** Start **
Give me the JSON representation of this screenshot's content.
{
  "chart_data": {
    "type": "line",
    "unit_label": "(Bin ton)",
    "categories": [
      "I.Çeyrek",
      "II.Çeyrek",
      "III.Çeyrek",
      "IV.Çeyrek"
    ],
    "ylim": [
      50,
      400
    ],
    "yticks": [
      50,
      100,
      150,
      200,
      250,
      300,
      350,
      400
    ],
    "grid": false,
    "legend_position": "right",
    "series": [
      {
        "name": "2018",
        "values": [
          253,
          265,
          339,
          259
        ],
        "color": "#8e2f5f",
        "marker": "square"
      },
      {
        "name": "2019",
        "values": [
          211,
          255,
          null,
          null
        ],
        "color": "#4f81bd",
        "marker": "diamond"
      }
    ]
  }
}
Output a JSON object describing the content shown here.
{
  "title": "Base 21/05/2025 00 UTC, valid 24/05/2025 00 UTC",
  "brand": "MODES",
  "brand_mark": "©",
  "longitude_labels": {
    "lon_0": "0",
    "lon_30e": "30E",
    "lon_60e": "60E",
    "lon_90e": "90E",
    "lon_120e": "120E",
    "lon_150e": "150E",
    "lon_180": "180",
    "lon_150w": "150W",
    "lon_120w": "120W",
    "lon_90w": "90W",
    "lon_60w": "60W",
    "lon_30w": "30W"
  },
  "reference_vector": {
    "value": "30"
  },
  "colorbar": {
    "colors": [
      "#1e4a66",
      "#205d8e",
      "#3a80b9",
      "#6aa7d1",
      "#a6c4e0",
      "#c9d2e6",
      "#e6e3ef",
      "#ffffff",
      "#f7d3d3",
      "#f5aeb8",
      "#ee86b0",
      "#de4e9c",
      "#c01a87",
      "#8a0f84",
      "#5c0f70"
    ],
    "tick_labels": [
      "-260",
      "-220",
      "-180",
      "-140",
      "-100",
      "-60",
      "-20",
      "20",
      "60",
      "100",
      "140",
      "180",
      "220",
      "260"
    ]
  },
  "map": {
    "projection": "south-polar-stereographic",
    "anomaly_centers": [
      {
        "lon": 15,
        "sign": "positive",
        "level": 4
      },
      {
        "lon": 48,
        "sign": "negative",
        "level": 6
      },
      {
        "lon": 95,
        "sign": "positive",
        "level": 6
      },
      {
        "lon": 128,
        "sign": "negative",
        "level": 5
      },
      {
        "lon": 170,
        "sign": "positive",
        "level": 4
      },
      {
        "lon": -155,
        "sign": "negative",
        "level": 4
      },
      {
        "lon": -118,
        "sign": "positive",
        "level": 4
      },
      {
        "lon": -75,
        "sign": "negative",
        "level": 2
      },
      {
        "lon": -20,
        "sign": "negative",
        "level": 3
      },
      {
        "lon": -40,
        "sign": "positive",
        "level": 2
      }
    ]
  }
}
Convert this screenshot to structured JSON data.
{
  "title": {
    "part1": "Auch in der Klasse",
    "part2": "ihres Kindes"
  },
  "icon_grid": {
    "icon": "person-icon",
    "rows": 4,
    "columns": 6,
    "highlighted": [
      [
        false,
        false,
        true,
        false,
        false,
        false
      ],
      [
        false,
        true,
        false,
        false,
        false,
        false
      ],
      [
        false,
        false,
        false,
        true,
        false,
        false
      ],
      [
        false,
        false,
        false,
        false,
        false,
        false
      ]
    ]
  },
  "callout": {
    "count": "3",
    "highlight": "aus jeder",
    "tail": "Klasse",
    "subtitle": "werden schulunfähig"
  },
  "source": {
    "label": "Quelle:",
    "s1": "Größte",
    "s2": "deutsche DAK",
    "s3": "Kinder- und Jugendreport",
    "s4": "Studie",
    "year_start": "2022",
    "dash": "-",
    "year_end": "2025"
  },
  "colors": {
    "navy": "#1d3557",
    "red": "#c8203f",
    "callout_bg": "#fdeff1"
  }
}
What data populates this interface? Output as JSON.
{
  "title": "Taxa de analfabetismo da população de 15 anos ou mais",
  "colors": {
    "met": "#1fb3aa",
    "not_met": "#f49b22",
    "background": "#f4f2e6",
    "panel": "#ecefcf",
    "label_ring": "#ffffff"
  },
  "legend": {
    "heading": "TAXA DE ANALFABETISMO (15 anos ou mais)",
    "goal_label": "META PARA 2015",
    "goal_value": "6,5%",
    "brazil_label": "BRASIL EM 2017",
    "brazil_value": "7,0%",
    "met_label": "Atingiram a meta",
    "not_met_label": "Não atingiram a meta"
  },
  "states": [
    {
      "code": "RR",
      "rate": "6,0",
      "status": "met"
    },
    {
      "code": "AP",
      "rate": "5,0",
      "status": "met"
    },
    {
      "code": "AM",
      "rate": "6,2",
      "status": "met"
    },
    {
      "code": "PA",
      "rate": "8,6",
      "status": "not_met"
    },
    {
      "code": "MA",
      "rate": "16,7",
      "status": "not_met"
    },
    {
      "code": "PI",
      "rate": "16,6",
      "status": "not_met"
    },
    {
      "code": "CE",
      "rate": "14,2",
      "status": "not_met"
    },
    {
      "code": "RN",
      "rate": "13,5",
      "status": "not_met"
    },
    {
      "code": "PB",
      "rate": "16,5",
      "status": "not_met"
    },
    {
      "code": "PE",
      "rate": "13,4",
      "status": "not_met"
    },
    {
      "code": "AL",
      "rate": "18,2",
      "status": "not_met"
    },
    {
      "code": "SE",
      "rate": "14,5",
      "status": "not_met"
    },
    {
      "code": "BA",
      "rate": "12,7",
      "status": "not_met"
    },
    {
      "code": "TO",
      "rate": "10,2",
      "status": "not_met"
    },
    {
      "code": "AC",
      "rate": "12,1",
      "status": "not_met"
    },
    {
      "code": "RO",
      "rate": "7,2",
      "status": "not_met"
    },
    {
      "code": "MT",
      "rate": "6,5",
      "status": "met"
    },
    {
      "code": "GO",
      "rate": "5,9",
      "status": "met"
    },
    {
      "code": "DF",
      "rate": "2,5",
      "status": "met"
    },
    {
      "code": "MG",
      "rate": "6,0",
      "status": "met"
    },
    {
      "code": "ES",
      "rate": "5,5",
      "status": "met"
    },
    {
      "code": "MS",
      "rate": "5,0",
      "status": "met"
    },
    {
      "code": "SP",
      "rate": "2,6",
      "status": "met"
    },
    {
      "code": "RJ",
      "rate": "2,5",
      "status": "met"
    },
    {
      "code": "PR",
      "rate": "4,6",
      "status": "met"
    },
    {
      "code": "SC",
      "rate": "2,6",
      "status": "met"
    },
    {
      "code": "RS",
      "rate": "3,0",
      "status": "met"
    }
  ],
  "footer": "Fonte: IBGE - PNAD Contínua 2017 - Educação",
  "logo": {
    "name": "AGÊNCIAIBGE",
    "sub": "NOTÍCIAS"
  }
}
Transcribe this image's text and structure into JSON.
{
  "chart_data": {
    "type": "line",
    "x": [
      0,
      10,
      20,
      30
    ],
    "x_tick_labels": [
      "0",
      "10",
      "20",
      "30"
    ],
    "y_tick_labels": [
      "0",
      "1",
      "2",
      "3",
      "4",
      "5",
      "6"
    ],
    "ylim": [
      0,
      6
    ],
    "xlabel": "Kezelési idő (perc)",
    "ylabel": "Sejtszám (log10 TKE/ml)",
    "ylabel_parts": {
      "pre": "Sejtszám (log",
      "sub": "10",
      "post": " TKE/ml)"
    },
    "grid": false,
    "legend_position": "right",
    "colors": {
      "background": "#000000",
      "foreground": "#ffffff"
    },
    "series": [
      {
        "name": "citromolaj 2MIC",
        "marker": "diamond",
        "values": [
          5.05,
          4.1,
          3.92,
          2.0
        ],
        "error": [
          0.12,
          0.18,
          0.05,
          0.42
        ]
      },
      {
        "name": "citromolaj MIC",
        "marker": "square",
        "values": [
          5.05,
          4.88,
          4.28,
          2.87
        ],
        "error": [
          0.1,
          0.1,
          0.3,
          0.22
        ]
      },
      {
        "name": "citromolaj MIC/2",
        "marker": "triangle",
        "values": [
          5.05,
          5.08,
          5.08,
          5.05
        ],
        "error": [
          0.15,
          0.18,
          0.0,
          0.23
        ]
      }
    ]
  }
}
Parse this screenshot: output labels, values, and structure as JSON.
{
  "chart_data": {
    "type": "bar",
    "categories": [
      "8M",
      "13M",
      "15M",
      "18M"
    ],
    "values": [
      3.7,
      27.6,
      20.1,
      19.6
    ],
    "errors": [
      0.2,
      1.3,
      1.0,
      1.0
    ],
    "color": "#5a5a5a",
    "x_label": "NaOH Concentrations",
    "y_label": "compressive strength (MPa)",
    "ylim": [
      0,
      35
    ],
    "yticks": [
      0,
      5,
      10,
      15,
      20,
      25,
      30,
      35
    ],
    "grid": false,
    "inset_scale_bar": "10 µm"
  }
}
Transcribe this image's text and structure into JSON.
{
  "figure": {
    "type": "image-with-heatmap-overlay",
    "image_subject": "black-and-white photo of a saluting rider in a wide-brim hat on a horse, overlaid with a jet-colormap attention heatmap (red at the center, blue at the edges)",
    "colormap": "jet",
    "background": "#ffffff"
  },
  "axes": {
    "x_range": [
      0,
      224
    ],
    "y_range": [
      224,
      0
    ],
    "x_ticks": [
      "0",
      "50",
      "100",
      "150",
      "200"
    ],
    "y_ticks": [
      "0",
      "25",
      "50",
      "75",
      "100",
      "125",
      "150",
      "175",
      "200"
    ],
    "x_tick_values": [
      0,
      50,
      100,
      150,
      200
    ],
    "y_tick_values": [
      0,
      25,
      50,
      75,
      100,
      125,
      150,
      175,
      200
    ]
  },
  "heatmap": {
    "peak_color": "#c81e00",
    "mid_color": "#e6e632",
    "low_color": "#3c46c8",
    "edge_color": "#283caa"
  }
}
** End **
Objective:
Keep only the lines that hold the string "background", and copy them out.

Solution:
    "background": "#f4f2e6",
      "background": "#000000",
    "background": "#ffffff"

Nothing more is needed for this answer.